▶ Work required
Omit every picture and output the rest of the records exactly as they are.

-- begin --

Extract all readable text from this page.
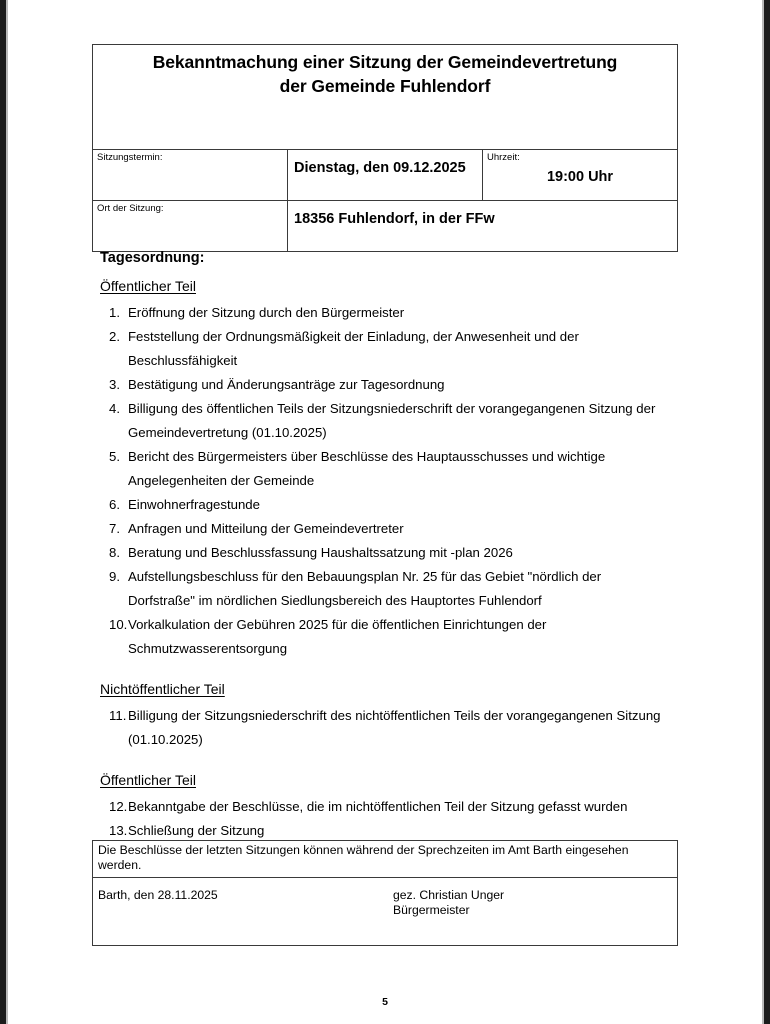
Bekanntmachung einer Sitzung der Gemeindevertretung
der Gemeinde Fuhlendorf		

Sitzungstermin:	Dienstag, den 09.12.2025	Uhrzeit:
19:00 Uhr

Ort der Sitzung:	18356 Fuhlendorf, in der FFw	
Tagesordnung:
Öffentlicher Teil
1. Eröffnung der Sitzung durch den Bürgermeister
2. Feststellung der Ordnungsmäßigkeit der Einladung, der Anwesenheit und der Beschlussfähigkeit
3. Bestätigung und Änderungsanträge zur Tagesordnung
4. Billigung des öffentlichen Teils der Sitzungsniederschrift der vorangegangenen Sitzung der Gemeindevertretung (01.10.2025)
5. Bericht des Bürgermeisters über Beschlüsse des Hauptausschusses und wichtige Angelegenheiten der Gemeinde
6. Einwohnerfragestunde
7. Anfragen und Mitteilung der Gemeindevertreter
8. Beratung und Beschlussfassung Haushaltssatzung mit -plan 2026
9. Aufstellungsbeschluss für den Bebauungsplan Nr. 25 für das Gebiet "nördlich der Dorfstraße" im nördlichen Siedlungsbereich des Hauptortes Fuhlendorf
10. Vorkalkulation der Gebühren 2025 für die öffentlichen Einrichtungen der Schmutzwasserentsorgung
Nichtöffentlicher Teil
11. Billigung der Sitzungsniederschrift des nichtöffentlichen Teils der vorangegangenen Sitzung (01.10.2025)
Öffentlicher Teil
12. Bekanntgabe der Beschlüsse, die im nichtöffentlichen Teil der Sitzung gefasst wurden
13. Schließung der Sitzung
Die Beschlüsse der letzten Sitzungen können während der Sprechzeiten im Amt Barth eingesehen werden.

Barth, den 28.11.2025	gez. Christian Unger
Bürgermeister
5
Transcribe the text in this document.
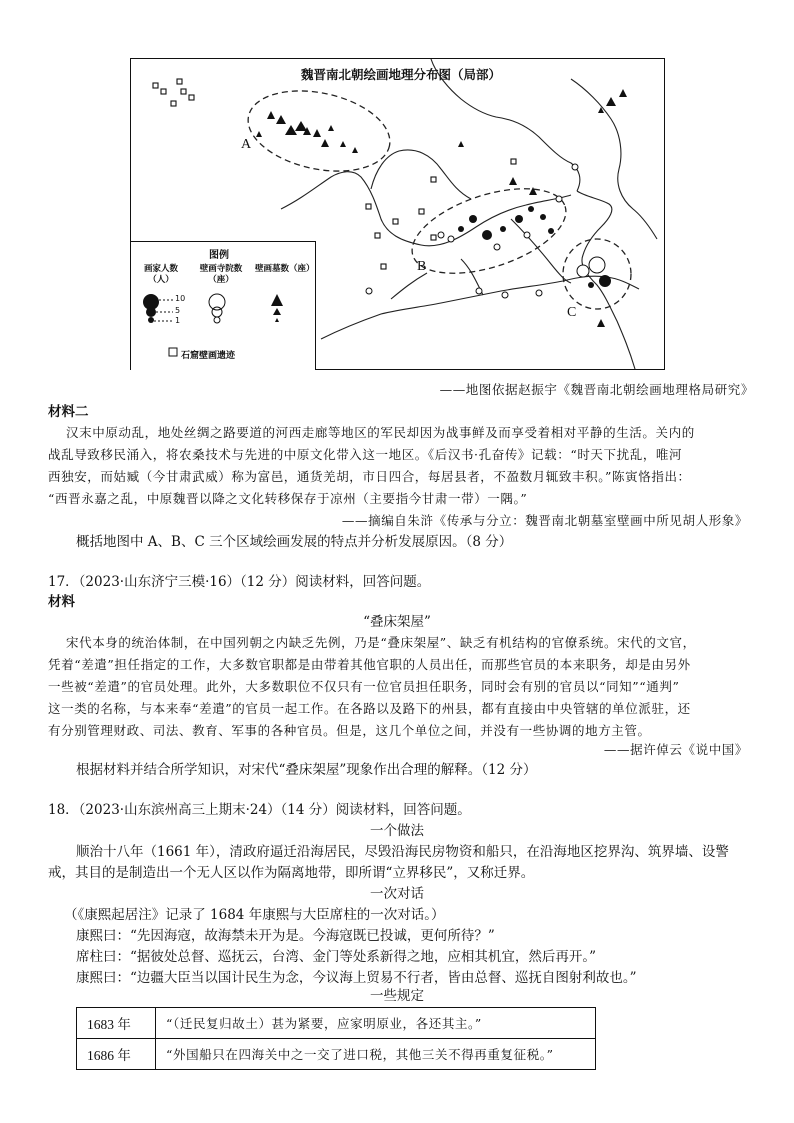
魏晋南北朝绘画地理分布图（局部）
A
B
C
图例
画家人数（人）
壁画寺院数（座）
壁画墓数（座）
10
5
1
石窟壁画遗迹
——地图依据赵振宇《魏晋南北朝绘画地理格局研究》
材料二
汉末中原动乱，地处丝绸之路要道的河西走廊等地区的军民却因为战事鲜及而享受着相对平静的生活。关内的
战乱导致移民涌入，将农桑技术与先进的中原文化带入这一地区。《后汉书·孔奋传》记载：“时天下扰乱，唯河
西独安，而姑臧（今甘肃武威）称为富邑，通货羌胡，市日四合，每居县者，不盈数月辄致丰积。”陈寅恪指出：
“西晋永嘉之乱，中原魏晋以降之文化转移保存于凉州（主要指今甘肃一带）一隅。”
——摘编自朱浒《传承与分立：魏晋南北朝墓室壁画中所见胡人形象》
概括地图中 A、B、C 三个区域绘画发展的特点并分析发展原因。（8 分）
17．（2023·山东济宁三模·16）（12 分）阅读材料，回答问题。
材料
“叠床架屋”
宋代本身的统治体制，在中国列朝之内缺乏先例，乃是“叠床架屋”、缺乏有机结构的官僚系统。宋代的文官，
凭着“差遣”担任指定的工作，大多数官职都是由带着其他官职的人员出任，而那些官员的本来职务，却是由另外
一些被“差遣”的官员处理。此外，大多数职位不仅只有一位官员担任职务，同时会有别的官员以“同知”“通判”
这一类的名称，与本来奉“差遣”的官员一起工作。在各路以及路下的州县，都有直接由中央管辖的单位派驻，还
有分别管理财政、司法、教育、军事的各种官员。但是，这几个单位之间，并没有一些协调的地方主管。
——据许倬云《说中国》
根据材料并结合所学知识，对宋代“叠床架屋”现象作出合理的解释。（12 分）
18．（2023·山东滨州高三上期末·24）（14 分）阅读材料，回答问题。
一个做法
顺治十八年（1661 年），清政府逼迁沿海居民，尽毁沿海民房物资和船只，在沿海地区挖界沟、筑界墙、设警
戒，其目的是制造出一个无人区以作为隔离地带，即所谓“立界移民”，又称迁界。
一次对话
（《康熙起居注》记录了 1684 年康熙与大臣席柱的一次对话。）
康熙曰：“先因海寇，故海禁未开为是。今海寇既已投诚，更何所待？”
席柱曰：“据彼处总督、巡抚云，台湾、金门等处系新得之地，应相其机宜，然后再开。”
康熙曰：“边疆大臣当以国计民生为念，今议海上贸易不行者，皆由总督、巡抚自图射利故也。”
一些规定
1683 年	“（迁民复归故土）甚为紧要，应家明原业，各还其主。”
1686 年	“外国船只在四海关中之一交了进口税，其他三关不得再重复征税。”
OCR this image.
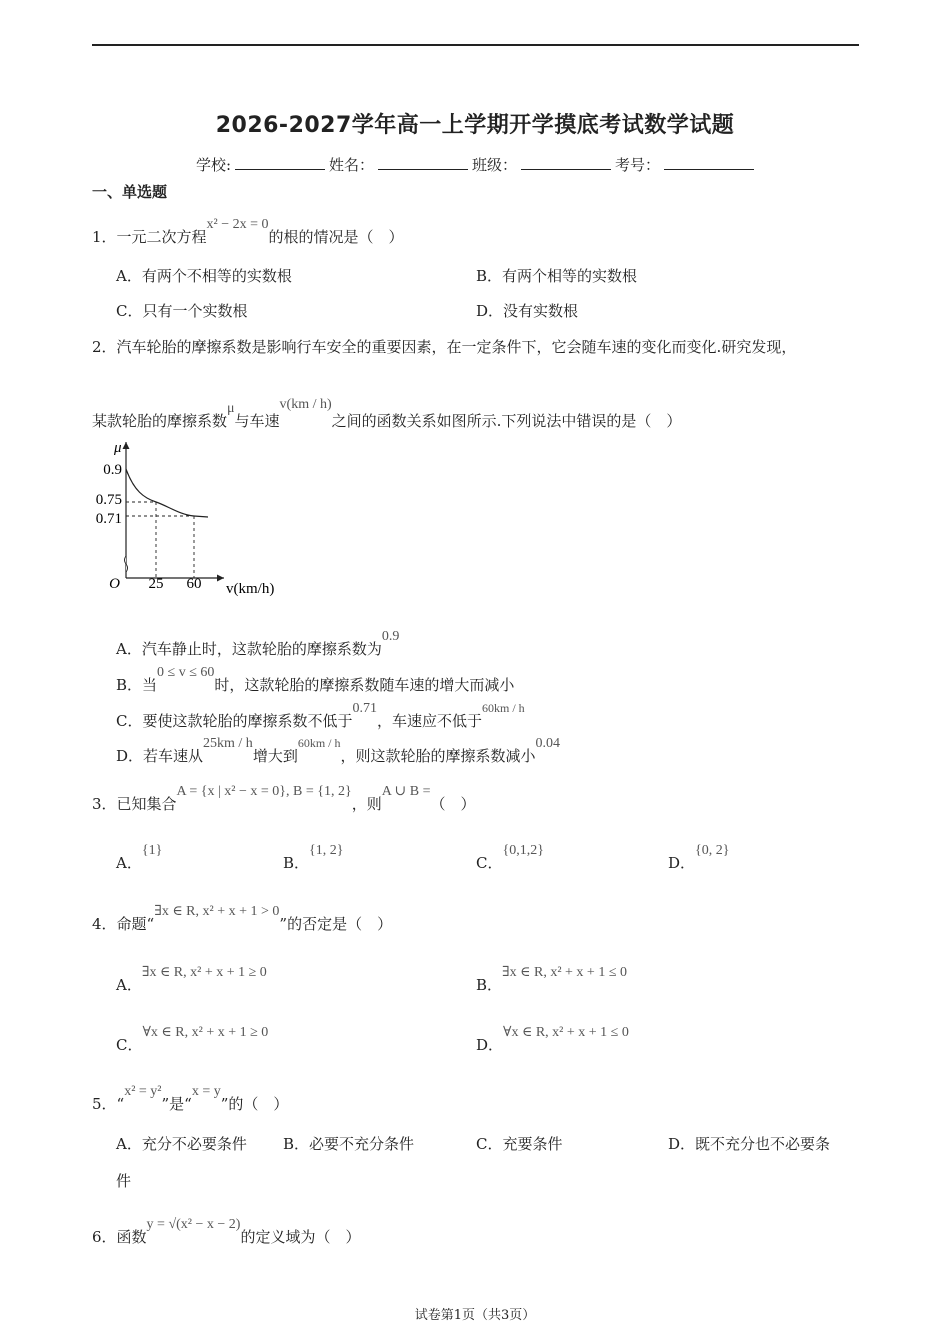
2026-2027学年高一上学期开学摸底考试数学试题
学校:	姓名：	班级：	考号：
一、单选题
1．一元二次方程x² − 2x = 0的根的情况是（　）
A．有两个不相等的实数根	B．有两个相等的实数根
C．只有一个实数根	D．没有实数根
2．汽车轮胎的摩擦系数是影响行车安全的重要因素，在一定条件下，它会随车速的变化而变化.研究发现，
某款轮胎的摩擦系数μ与车速v(km / h)之间的函数关系如图所示.下列说法中错误的是（　）
μ
0.9
0.75
0.71
O 25 60 v(km/h)
A．汽车静止时，这款轮胎的摩擦系数为0.9
B．当0 ≤ v ≤ 60时，这款轮胎的摩擦系数随车速的增大而减小
C．要使这款轮胎的摩擦系数不低于0.71，车速应不低于60km / h
D．若车速从25km / h增大到60km / h，则这款轮胎的摩擦系数减小0.04
3．已知集合A = {x | x² − x = 0}, B = {1, 2}，则A ∪ B =（　）
A．{1}
B．{1, 2}
C．{0,1,2}
D．{0, 2}
4．命题“∃x ∈ R, x² + x + 1 > 0”的否定是（　）
A．∃x ∈ R, x² + x + 1 ≥ 0
B．∃x ∈ R, x² + x + 1 ≤ 0
C．∀x ∈ R, x² + x + 1 ≥ 0
D．∀x ∈ R, x² + x + 1 ≤ 0
5．“x² = y²”是“x = y”的（　）
A．充分不必要条件 B．必要不充分条件	C．充要条件	D．既不充分也不必要条
件
6．函数y = √(x² − x − 2)的定义域为（　）
试卷第1页（共3页）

-- end --

▶ Answer below
Extract all readable text from this page.
Bekanntmachung einer Sitzung der Gemeindevertretung
der Gemeinde Fuhlendorf		

Sitzungstermin:	Dienstag, den 09.12.2025	Uhrzeit:
19:00 Uhr

Ort der Sitzung:	18356 Fuhlendorf, in der FFw	
Tagesordnung:
Öffentlicher Teil
1. Eröffnung der Sitzung durch den Bürgermeister
2. Feststellung der Ordnungsmäßigkeit der Einladung, der Anwesenheit und der Beschlussfähigkeit
3. Bestätigung und Änderungsanträge zur Tagesordnung
4. Billigung des öffentlichen Teils der Sitzungsniederschrift der vorangegangenen Sitzung der Gemeindevertretung (01.10.2025)
5. Bericht des Bürgermeisters über Beschlüsse des Hauptausschusses und wichtige Angelegenheiten der Gemeinde
6. Einwohnerfragestunde
7. Anfragen und Mitteilung der Gemeindevertreter
8. Beratung und Beschlussfassung Haushaltssatzung mit -plan 2026
9. Aufstellungsbeschluss für den Bebauungsplan Nr. 25 für das Gebiet "nördlich der Dorfstraße" im nördlichen Siedlungsbereich des Hauptortes Fuhlendorf
10. Vorkalkulation der Gebühren 2025 für die öffentlichen Einrichtungen der Schmutzwasserentsorgung
Nichtöffentlicher Teil
11. Billigung der Sitzungsniederschrift des nichtöffentlichen Teils der vorangegangenen Sitzung (01.10.2025)
Öffentlicher Teil
12. Bekanntgabe der Beschlüsse, die im nichtöffentlichen Teil der Sitzung gefasst wurden
13. Schließung der Sitzung
Die Beschlüsse der letzten Sitzungen können während der Sprechzeiten im Amt Barth eingesehen werden.

Barth, den 28.11.2025	gez. Christian Unger
Bürgermeister
5
Transcribe the text in this document.
魏晋南北朝绘画地理分布图（局部）
A
B
C
图例
画家人数（人）
壁画寺院数（座）
壁画墓数（座）
10
5
1
石窟壁画遗迹
——地图依据赵振宇《魏晋南北朝绘画地理格局研究》
材料二
汉末中原动乱，地处丝绸之路要道的河西走廊等地区的军民却因为战事鲜及而享受着相对平静的生活。关内的
战乱导致移民涌入，将农桑技术与先进的中原文化带入这一地区。《后汉书·孔奋传》记载：“时天下扰乱，唯河
西独安，而姑臧（今甘肃武威）称为富邑，通货羌胡，市日四合，每居县者，不盈数月辄致丰积。”陈寅恪指出：
“西晋永嘉之乱，中原魏晋以降之文化转移保存于凉州（主要指今甘肃一带）一隅。”
——摘编自朱浒《传承与分立：魏晋南北朝墓室壁画中所见胡人形象》
概括地图中 A、B、C 三个区域绘画发展的特点并分析发展原因。（8 分）
17．（2023·山东济宁三模·16）（12 分）阅读材料，回答问题。
材料
“叠床架屋”
宋代本身的统治体制，在中国列朝之内缺乏先例，乃是“叠床架屋”、缺乏有机结构的官僚系统。宋代的文官，
凭着“差遣”担任指定的工作，大多数官职都是由带着其他官职的人员出任，而那些官员的本来职务，却是由另外
一些被“差遣”的官员处理。此外，大多数职位不仅只有一位官员担任职务，同时会有别的官员以“同知”“通判”
这一类的名称，与本来奉“差遣”的官员一起工作。在各路以及路下的州县，都有直接由中央管辖的单位派驻，还
有分别管理财政、司法、教育、军事的各种官员。但是，这几个单位之间，并没有一些协调的地方主管。
——据许倬云《说中国》
根据材料并结合所学知识，对宋代“叠床架屋”现象作出合理的解释。（12 分）
18．（2023·山东滨州高三上期末·24）（14 分）阅读材料，回答问题。
一个做法
顺治十八年（1661 年），清政府逼迁沿海居民，尽毁沿海民房物资和船只，在沿海地区挖界沟、筑界墙、设警
戒，其目的是制造出一个无人区以作为隔离地带，即所谓“立界移民”，又称迁界。
一次对话
（《康熙起居注》记录了 1684 年康熙与大臣席柱的一次对话。）
康熙曰：“先因海寇，故海禁未开为是。今海寇既已投诚，更何所待？”
席柱曰：“据彼处总督、巡抚云，台湾、金门等处系新得之地，应相其机宜，然后再开。”
康熙曰：“边疆大臣当以国计民生为念，今议海上贸易不行者，皆由总督、巡抚自图射利故也。”
一些规定
1683 年	“（迁民复归故土）甚为紧要，应家明原业，各还其主。”
1686 年	“外国船只在四海关中之一交了进口税，其他三关不得再重复征税。”
OCR this image.
2026-2027学年高一上学期开学摸底考试数学试题
学校:	姓名：	班级：	考号：
一、单选题
1．一元二次方程x² − 2x = 0的根的情况是（　）
A．有两个不相等的实数根	B．有两个相等的实数根
C．只有一个实数根	D．没有实数根
2．汽车轮胎的摩擦系数是影响行车安全的重要因素，在一定条件下，它会随车速的变化而变化.研究发现，
某款轮胎的摩擦系数μ与车速v(km / h)之间的函数关系如图所示.下列说法中错误的是（　）
μ
0.9
0.75
0.71
O 25 60 v(km/h)
A．汽车静止时，这款轮胎的摩擦系数为0.9
B．当0 ≤ v ≤ 60时，这款轮胎的摩擦系数随车速的增大而减小
C．要使这款轮胎的摩擦系数不低于0.71，车速应不低于60km / h
D．若车速从25km / h增大到60km / h，则这款轮胎的摩擦系数减小0.04
3．已知集合A = {x | x² − x = 0}, B = {1, 2}，则A ∪ B =（　）
A．{1}
B．{1, 2}
C．{0,1,2}
D．{0, 2}
4．命题“∃x ∈ R, x² + x + 1 > 0”的否定是（　）
A．∃x ∈ R, x² + x + 1 ≥ 0
B．∃x ∈ R, x² + x + 1 ≤ 0
C．∀x ∈ R, x² + x + 1 ≥ 0
D．∀x ∈ R, x² + x + 1 ≤ 0
5．“x² = y²”是“x = y”的（　）
A．充分不必要条件 B．必要不充分条件	C．充要条件	D．既不充分也不必要条
件
6．函数y = √(x² − x − 2)的定义域为（　）
试卷第1页（共3页）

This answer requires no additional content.